# WHAT YOU NEED TO DO
Copy every line of the material below word for word.
## START DATASET CONTENT
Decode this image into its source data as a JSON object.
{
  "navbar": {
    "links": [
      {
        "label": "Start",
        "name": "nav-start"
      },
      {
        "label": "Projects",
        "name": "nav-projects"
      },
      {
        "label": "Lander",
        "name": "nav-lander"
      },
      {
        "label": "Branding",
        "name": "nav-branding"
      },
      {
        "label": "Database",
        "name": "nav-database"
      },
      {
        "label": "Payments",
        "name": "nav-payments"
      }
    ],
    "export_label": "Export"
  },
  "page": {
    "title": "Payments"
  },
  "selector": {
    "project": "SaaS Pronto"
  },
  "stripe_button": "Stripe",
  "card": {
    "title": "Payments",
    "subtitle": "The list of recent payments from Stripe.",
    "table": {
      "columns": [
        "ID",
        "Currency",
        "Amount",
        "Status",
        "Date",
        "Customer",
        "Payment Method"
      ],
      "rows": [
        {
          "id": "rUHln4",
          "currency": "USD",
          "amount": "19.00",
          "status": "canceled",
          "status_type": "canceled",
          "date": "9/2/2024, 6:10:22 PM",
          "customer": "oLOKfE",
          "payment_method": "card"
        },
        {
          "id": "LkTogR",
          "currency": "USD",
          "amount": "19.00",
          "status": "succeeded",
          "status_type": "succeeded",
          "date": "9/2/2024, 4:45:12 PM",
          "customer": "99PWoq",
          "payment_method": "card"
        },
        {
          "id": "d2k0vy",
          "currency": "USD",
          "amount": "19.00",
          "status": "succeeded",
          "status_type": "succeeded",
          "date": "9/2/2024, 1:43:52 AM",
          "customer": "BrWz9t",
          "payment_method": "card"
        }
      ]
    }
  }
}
## END DATASET CONTENT
# REPLY TO THE EXERCISE
Decode this image into its source data as a JSON object.
{
  "navbar": {
    "links": [
      {
        "label": "Start",
        "name": "nav-start"
      },
      {
        "label": "Projects",
        "name": "nav-projects"
      },
      {
        "label": "Lander",
        "name": "nav-lander"
      },
      {
        "label": "Branding",
        "name": "nav-branding"
      },
      {
        "label": "Database",
        "name": "nav-database"
      },
      {
        "label": "Payments",
        "name": "nav-payments"
      }
    ],
    "export_label": "Export"
  },
  "page": {
    "title": "Payments"
  },
  "selector": {
    "project": "SaaS Pronto"
  },
  "stripe_button": "Stripe",
  "card": {
    "title": "Payments",
    "subtitle": "The list of recent payments from Stripe.",
    "table": {
      "columns": [
        "ID",
        "Currency",
        "Amount",
        "Status",
        "Date",
        "Customer",
        "Payment Method"
      ],
      "rows": [
        {
          "id": "rUHln4",
          "currency": "USD",
          "amount": "19.00",
          "status": "canceled",
          "status_type": "canceled",
          "date": "9/2/2024, 6:10:22 PM",
          "customer": "oLOKfE",
          "payment_method": "card"
        },
        {
          "id": "LkTogR",
          "currency": "USD",
          "amount": "19.00",
          "status": "succeeded",
          "status_type": "succeeded",
          "date": "9/2/2024, 4:45:12 PM",
          "customer": "99PWoq",
          "payment_method": "card"
        },
        {
          "id": "d2k0vy",
          "currency": "USD",
          "amount": "19.00",
          "status": "succeeded",
          "status_type": "succeeded",
          "date": "9/2/2024, 1:43:52 AM",
          "customer": "BrWz9t",
          "payment_method": "card"
        }
      ]
    }
  }
}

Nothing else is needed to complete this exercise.